## Data supplied

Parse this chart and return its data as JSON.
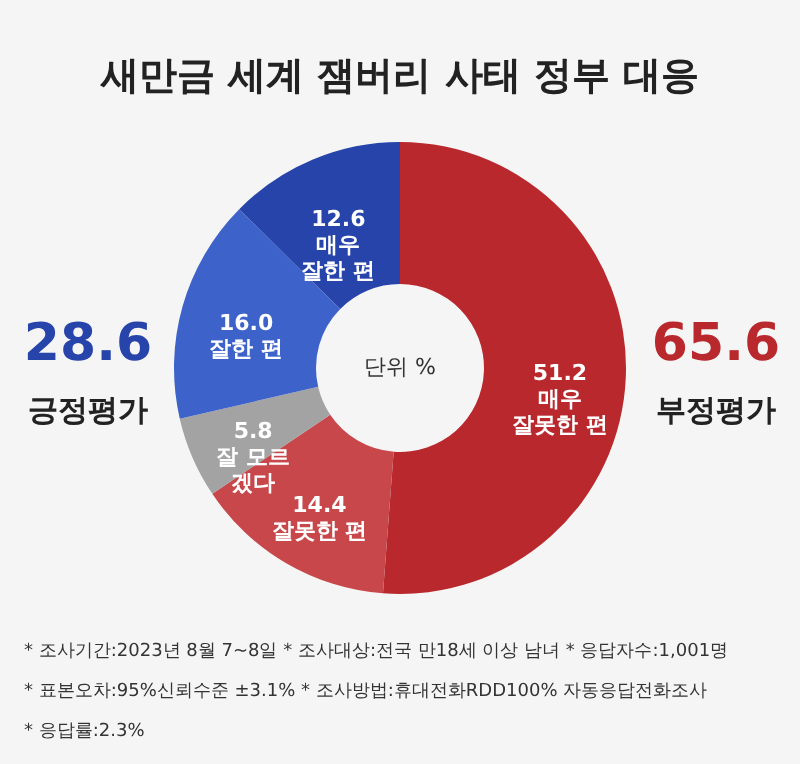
{
  "chart_data": {
    "type": "donut",
    "title": "새만금 세계 잼버리 사태 정부 대응",
    "categories": [
      "매우 잘못한 편",
      "잘못한 편",
      "잘 모르겠다",
      "잘한 편",
      "매우 잘한 편"
    ],
    "values": [
      51.2,
      14.4,
      5.8,
      16.0,
      12.6
    ],
    "colors": [
      "#b8282d",
      "#c7474b",
      "#a3a3a3",
      "#3d62c9",
      "#2644aa"
    ],
    "value_labels": [
      "51.2",
      "14.4",
      "5.8",
      "16.0",
      "12.6"
    ],
    "legend": false,
    "annotations": [
      "28.6",
      "긍정평가",
      "65.6",
      "부정평가",
      "단위 %",
      "* 조사기간:2023년 8월 7~8일  * 조사대상:전국 만18세 이상 남녀  * 응답자수:1,001명",
      "* 표본오차:95%신뢰수준 ±3.1%  * 조사방법:휴대전화RDD100% 자동응답전화조사",
      "* 응답률:2.3%"
    ]
  }
}
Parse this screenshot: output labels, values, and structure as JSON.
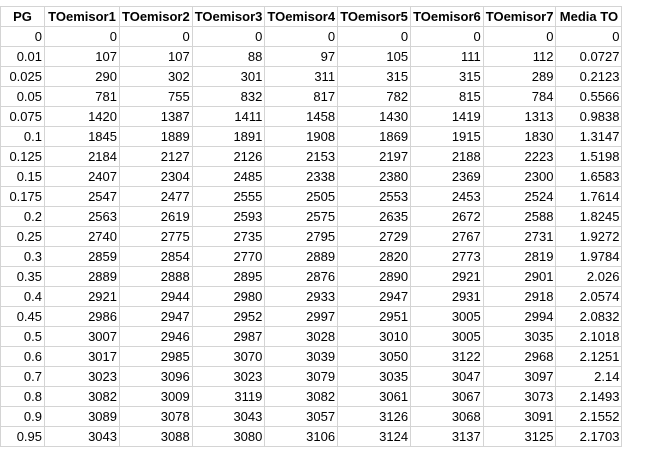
{
  "sheet": {
    "headers": [
      "PG",
      "TOemisor1",
      "TOemisor2",
      "TOemisor3",
      "TOemisor4",
      "TOemisor5",
      "TOemisor6",
      "TOemisor7",
      "Media TO"
    ],
    "rows": [
      [
        "0",
        "0",
        "0",
        "0",
        "0",
        "0",
        "0",
        "0",
        "0"
      ],
      [
        "0.01",
        "107",
        "107",
        "88",
        "97",
        "105",
        "111",
        "112",
        "0.0727"
      ],
      [
        "0.025",
        "290",
        "302",
        "301",
        "311",
        "315",
        "315",
        "289",
        "0.2123"
      ],
      [
        "0.05",
        "781",
        "755",
        "832",
        "817",
        "782",
        "815",
        "784",
        "0.5566"
      ],
      [
        "0.075",
        "1420",
        "1387",
        "1411",
        "1458",
        "1430",
        "1419",
        "1313",
        "0.9838"
      ],
      [
        "0.1",
        "1845",
        "1889",
        "1891",
        "1908",
        "1869",
        "1915",
        "1830",
        "1.3147"
      ],
      [
        "0.125",
        "2184",
        "2127",
        "2126",
        "2153",
        "2197",
        "2188",
        "2223",
        "1.5198"
      ],
      [
        "0.15",
        "2407",
        "2304",
        "2485",
        "2338",
        "2380",
        "2369",
        "2300",
        "1.6583"
      ],
      [
        "0.175",
        "2547",
        "2477",
        "2555",
        "2505",
        "2553",
        "2453",
        "2524",
        "1.7614"
      ],
      [
        "0.2",
        "2563",
        "2619",
        "2593",
        "2575",
        "2635",
        "2672",
        "2588",
        "1.8245"
      ],
      [
        "0.25",
        "2740",
        "2775",
        "2735",
        "2795",
        "2729",
        "2767",
        "2731",
        "1.9272"
      ],
      [
        "0.3",
        "2859",
        "2854",
        "2770",
        "2889",
        "2820",
        "2773",
        "2819",
        "1.9784"
      ],
      [
        "0.35",
        "2889",
        "2888",
        "2895",
        "2876",
        "2890",
        "2921",
        "2901",
        "2.026"
      ],
      [
        "0.4",
        "2921",
        "2944",
        "2980",
        "2933",
        "2947",
        "2931",
        "2918",
        "2.0574"
      ],
      [
        "0.45",
        "2986",
        "2947",
        "2952",
        "2997",
        "2951",
        "3005",
        "2994",
        "2.0832"
      ],
      [
        "0.5",
        "3007",
        "2946",
        "2987",
        "3028",
        "3010",
        "3005",
        "3035",
        "2.1018"
      ],
      [
        "0.6",
        "3017",
        "2985",
        "3070",
        "3039",
        "3050",
        "3122",
        "2968",
        "2.1251"
      ],
      [
        "0.7",
        "3023",
        "3096",
        "3023",
        "3079",
        "3035",
        "3047",
        "3097",
        "2.14"
      ],
      [
        "0.8",
        "3082",
        "3009",
        "3119",
        "3082",
        "3061",
        "3067",
        "3073",
        "2.1493"
      ],
      [
        "0.9",
        "3089",
        "3078",
        "3043",
        "3057",
        "3126",
        "3068",
        "3091",
        "2.1552"
      ],
      [
        "0.95",
        "3043",
        "3088",
        "3080",
        "3106",
        "3124",
        "3137",
        "3125",
        "2.1703"
      ]
    ]
  }
}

## Written task
State the count of lines with the word "this" in them, and write nothing else.

## Task response
2